Work to complete
Copy the lines that follow, keeping every character the same.

= = =

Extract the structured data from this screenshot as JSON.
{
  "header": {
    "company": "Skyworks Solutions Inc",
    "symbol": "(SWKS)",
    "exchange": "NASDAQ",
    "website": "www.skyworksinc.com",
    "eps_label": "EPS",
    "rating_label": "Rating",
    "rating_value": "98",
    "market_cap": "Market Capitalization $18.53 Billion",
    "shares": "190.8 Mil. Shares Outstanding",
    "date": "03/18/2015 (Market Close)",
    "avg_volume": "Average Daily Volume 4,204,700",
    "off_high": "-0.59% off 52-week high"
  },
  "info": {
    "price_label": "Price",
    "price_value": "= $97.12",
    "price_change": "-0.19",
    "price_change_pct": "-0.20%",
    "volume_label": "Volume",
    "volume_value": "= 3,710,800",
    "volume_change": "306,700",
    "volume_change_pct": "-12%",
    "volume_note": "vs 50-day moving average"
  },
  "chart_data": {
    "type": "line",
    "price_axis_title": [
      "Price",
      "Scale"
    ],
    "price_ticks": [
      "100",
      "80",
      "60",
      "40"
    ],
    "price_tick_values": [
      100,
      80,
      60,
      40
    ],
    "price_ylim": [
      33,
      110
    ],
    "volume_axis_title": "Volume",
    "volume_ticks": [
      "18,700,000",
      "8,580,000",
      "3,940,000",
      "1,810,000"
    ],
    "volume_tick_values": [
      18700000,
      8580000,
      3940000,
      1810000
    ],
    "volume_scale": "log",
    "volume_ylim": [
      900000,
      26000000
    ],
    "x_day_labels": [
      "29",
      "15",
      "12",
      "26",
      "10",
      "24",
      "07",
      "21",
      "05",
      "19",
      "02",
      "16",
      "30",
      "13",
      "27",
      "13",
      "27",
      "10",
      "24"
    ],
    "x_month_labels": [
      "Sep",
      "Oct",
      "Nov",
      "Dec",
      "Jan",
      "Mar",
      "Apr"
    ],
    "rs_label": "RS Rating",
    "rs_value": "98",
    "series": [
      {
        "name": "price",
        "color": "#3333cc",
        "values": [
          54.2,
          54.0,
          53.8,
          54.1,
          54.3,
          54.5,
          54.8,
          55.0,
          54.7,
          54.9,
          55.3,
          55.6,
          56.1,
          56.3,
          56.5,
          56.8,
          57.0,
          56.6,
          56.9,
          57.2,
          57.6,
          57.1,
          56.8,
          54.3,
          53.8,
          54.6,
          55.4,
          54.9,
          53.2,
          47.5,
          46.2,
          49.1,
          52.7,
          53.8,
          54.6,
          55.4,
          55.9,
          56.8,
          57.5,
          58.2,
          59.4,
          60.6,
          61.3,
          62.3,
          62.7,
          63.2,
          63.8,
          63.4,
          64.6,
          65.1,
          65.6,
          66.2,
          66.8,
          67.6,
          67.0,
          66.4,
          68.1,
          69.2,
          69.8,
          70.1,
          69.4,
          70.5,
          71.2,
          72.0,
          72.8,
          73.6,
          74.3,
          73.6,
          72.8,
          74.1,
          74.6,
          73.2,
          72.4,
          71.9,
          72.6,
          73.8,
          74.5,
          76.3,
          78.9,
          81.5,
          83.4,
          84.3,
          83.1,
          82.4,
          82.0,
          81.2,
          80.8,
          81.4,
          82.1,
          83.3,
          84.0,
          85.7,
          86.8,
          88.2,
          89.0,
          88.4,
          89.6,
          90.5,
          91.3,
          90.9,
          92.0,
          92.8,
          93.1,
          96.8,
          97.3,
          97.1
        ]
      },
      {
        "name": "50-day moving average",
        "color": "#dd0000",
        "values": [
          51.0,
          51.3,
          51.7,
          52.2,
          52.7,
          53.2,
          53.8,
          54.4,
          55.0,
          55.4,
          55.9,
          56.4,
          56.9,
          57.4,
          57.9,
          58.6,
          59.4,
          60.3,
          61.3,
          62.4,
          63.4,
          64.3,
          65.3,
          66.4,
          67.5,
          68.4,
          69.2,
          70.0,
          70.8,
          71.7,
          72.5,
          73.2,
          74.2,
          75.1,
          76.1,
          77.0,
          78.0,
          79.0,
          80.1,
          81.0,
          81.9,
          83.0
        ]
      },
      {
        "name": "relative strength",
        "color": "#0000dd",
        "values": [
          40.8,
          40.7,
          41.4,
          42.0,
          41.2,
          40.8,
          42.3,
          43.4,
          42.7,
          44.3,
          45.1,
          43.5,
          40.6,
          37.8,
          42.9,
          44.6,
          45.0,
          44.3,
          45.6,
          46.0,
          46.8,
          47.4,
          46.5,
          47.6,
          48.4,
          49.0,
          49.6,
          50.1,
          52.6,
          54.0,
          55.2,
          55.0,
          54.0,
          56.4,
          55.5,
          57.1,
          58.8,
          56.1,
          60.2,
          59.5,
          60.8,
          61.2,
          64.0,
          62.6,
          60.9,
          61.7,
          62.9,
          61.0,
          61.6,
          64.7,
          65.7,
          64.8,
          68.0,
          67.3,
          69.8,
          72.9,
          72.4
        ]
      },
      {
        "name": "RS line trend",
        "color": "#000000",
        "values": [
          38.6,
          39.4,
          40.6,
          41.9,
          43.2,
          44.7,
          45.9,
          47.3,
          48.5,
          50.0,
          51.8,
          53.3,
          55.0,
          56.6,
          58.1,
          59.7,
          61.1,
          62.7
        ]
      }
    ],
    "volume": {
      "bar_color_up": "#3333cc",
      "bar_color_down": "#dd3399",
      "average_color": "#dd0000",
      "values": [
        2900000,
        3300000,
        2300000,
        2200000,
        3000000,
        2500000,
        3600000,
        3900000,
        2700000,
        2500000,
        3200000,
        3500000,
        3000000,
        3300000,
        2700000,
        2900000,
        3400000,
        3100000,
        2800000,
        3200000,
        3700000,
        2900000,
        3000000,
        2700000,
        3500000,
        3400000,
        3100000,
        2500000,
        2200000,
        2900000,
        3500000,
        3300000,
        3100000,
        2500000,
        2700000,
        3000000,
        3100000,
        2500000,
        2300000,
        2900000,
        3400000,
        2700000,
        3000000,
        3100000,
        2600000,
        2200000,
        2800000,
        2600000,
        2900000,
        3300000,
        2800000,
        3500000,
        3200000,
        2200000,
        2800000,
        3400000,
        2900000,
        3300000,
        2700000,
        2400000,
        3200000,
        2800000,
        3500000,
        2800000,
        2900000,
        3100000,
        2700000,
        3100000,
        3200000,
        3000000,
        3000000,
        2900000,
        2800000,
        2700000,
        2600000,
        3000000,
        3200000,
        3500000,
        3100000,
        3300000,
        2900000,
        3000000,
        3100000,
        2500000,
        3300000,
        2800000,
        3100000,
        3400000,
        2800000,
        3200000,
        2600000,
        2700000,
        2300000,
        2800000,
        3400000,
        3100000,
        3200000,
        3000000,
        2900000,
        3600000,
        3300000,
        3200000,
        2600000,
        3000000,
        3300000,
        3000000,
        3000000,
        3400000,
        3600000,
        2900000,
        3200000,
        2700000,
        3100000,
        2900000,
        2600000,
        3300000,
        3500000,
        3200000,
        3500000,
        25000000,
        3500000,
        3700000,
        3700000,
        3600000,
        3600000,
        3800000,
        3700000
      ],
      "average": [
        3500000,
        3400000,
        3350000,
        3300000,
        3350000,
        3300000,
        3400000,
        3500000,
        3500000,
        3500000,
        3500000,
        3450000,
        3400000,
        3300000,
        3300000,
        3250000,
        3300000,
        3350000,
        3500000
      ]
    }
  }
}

= = =

Solution for this problem
Extract the structured data from this screenshot as JSON.
{
  "header": {
    "company": "Skyworks Solutions Inc",
    "symbol": "(SWKS)",
    "exchange": "NASDAQ",
    "website": "www.skyworksinc.com",
    "eps_label": "EPS",
    "rating_label": "Rating",
    "rating_value": "98",
    "market_cap": "Market Capitalization $18.53 Billion",
    "shares": "190.8 Mil. Shares Outstanding",
    "date": "03/18/2015 (Market Close)",
    "avg_volume": "Average Daily Volume 4,204,700",
    "off_high": "-0.59% off 52-week high"
  },
  "info": {
    "price_label": "Price",
    "price_value": "= $97.12",
    "price_change": "-0.19",
    "price_change_pct": "-0.20%",
    "volume_label": "Volume",
    "volume_value": "= 3,710,800",
    "volume_change": "306,700",
    "volume_change_pct": "-12%",
    "volume_note": "vs 50-day moving average"
  },
  "chart_data": {
    "type": "line",
    "price_axis_title": [
      "Price",
      "Scale"
    ],
    "price_ticks": [
      "100",
      "80",
      "60",
      "40"
    ],
    "price_tick_values": [
      100,
      80,
      60,
      40
    ],
    "price_ylim": [
      33,
      110
    ],
    "volume_axis_title": "Volume",
    "volume_ticks": [
      "18,700,000",
      "8,580,000",
      "3,940,000",
      "1,810,000"
    ],
    "volume_tick_values": [
      18700000,
      8580000,
      3940000,
      1810000
    ],
    "volume_scale": "log",
    "volume_ylim": [
      900000,
      26000000
    ],
    "x_day_labels": [
      "29",
      "15",
      "12",
      "26",
      "10",
      "24",
      "07",
      "21",
      "05",
      "19",
      "02",
      "16",
      "30",
      "13",
      "27",
      "13",
      "27",
      "10",
      "24"
    ],
    "x_month_labels": [
      "Sep",
      "Oct",
      "Nov",
      "Dec",
      "Jan",
      "Mar",
      "Apr"
    ],
    "rs_label": "RS Rating",
    "rs_value": "98",
    "series": [
      {
        "name": "price",
        "color": "#3333cc",
        "values": [
          54.2,
          54.0,
          53.8,
          54.1,
          54.3,
          54.5,
          54.8,
          55.0,
          54.7,
          54.9,
          55.3,
          55.6,
          56.1,
          56.3,
          56.5,
          56.8,
          57.0,
          56.6,
          56.9,
          57.2,
          57.6,
          57.1,
          56.8,
          54.3,
          53.8,
          54.6,
          55.4,
          54.9,
          53.2,
          47.5,
          46.2,
          49.1,
          52.7,
          53.8,
          54.6,
          55.4,
          55.9,
          56.8,
          57.5,
          58.2,
          59.4,
          60.6,
          61.3,
          62.3,
          62.7,
          63.2,
          63.8,
          63.4,
          64.6,
          65.1,
          65.6,
          66.2,
          66.8,
          67.6,
          67.0,
          66.4,
          68.1,
          69.2,
          69.8,
          70.1,
          69.4,
          70.5,
          71.2,
          72.0,
          72.8,
          73.6,
          74.3,
          73.6,
          72.8,
          74.1,
          74.6,
          73.2,
          72.4,
          71.9,
          72.6,
          73.8,
          74.5,
          76.3,
          78.9,
          81.5,
          83.4,
          84.3,
          83.1,
          82.4,
          82.0,
          81.2,
          80.8,
          81.4,
          82.1,
          83.3,
          84.0,
          85.7,
          86.8,
          88.2,
          89.0,
          88.4,
          89.6,
          90.5,
          91.3,
          90.9,
          92.0,
          92.8,
          93.1,
          96.8,
          97.3,
          97.1
        ]
      },
      {
        "name": "50-day moving average",
        "color": "#dd0000",
        "values": [
          51.0,
          51.3,
          51.7,
          52.2,
          52.7,
          53.2,
          53.8,
          54.4,
          55.0,
          55.4,
          55.9,
          56.4,
          56.9,
          57.4,
          57.9,
          58.6,
          59.4,
          60.3,
          61.3,
          62.4,
          63.4,
          64.3,
          65.3,
          66.4,
          67.5,
          68.4,
          69.2,
          70.0,
          70.8,
          71.7,
          72.5,
          73.2,
          74.2,
          75.1,
          76.1,
          77.0,
          78.0,
          79.0,
          80.1,
          81.0,
          81.9,
          83.0
        ]
      },
      {
        "name": "relative strength",
        "color": "#0000dd",
        "values": [
          40.8,
          40.7,
          41.4,
          42.0,
          41.2,
          40.8,
          42.3,
          43.4,
          42.7,
          44.3,
          45.1,
          43.5,
          40.6,
          37.8,
          42.9,
          44.6,
          45.0,
          44.3,
          45.6,
          46.0,
          46.8,
          47.4,
          46.5,
          47.6,
          48.4,
          49.0,
          49.6,
          50.1,
          52.6,
          54.0,
          55.2,
          55.0,
          54.0,
          56.4,
          55.5,
          57.1,
          58.8,
          56.1,
          60.2,
          59.5,
          60.8,
          61.2,
          64.0,
          62.6,
          60.9,
          61.7,
          62.9,
          61.0,
          61.6,
          64.7,
          65.7,
          64.8,
          68.0,
          67.3,
          69.8,
          72.9,
          72.4
        ]
      },
      {
        "name": "RS line trend",
        "color": "#000000",
        "values": [
          38.6,
          39.4,
          40.6,
          41.9,
          43.2,
          44.7,
          45.9,
          47.3,
          48.5,
          50.0,
          51.8,
          53.3,
          55.0,
          56.6,
          58.1,
          59.7,
          61.1,
          62.7
        ]
      }
    ],
    "volume": {
      "bar_color_up": "#3333cc",
      "bar_color_down": "#dd3399",
      "average_color": "#dd0000",
      "values": [
        2900000,
        3300000,
        2300000,
        2200000,
        3000000,
        2500000,
        3600000,
        3900000,
        2700000,
        2500000,
        3200000,
        3500000,
        3000000,
        3300000,
        2700000,
        2900000,
        3400000,
        3100000,
        2800000,
        3200000,
        3700000,
        2900000,
        3000000,
        2700000,
        3500000,
        3400000,
        3100000,
        2500000,
        2200000,
        2900000,
        3500000,
        3300000,
        3100000,
        2500000,
        2700000,
        3000000,
        3100000,
        2500000,
        2300000,
        2900000,
        3400000,
        2700000,
        3000000,
        3100000,
        2600000,
        2200000,
        2800000,
        2600000,
        2900000,
        3300000,
        2800000,
        3500000,
        3200000,
        2200000,
        2800000,
        3400000,
        2900000,
        3300000,
        2700000,
        2400000,
        3200000,
        2800000,
        3500000,
        2800000,
        2900000,
        3100000,
        2700000,
        3100000,
        3200000,
        3000000,
        3000000,
        2900000,
        2800000,
        2700000,
        2600000,
        3000000,
        3200000,
        3500000,
        3100000,
        3300000,
        2900000,
        3000000,
        3100000,
        2500000,
        3300000,
        2800000,
        3100000,
        3400000,
        2800000,
        3200000,
        2600000,
        2700000,
        2300000,
        2800000,
        3400000,
        3100000,
        3200000,
        3000000,
        2900000,
        3600000,
        3300000,
        3200000,
        2600000,
        3000000,
        3300000,
        3000000,
        3000000,
        3400000,
        3600000,
        2900000,
        3200000,
        2700000,
        3100000,
        2900000,
        2600000,
        3300000,
        3500000,
        3200000,
        3500000,
        25000000,
        3500000,
        3700000,
        3700000,
        3600000,
        3600000,
        3800000,
        3700000
      ],
      "average": [
        3500000,
        3400000,
        3350000,
        3300000,
        3350000,
        3300000,
        3400000,
        3500000,
        3500000,
        3500000,
        3500000,
        3450000,
        3400000,
        3300000,
        3300000,
        3250000,
        3300000,
        3350000,
        3500000
      ]
    }
  }
}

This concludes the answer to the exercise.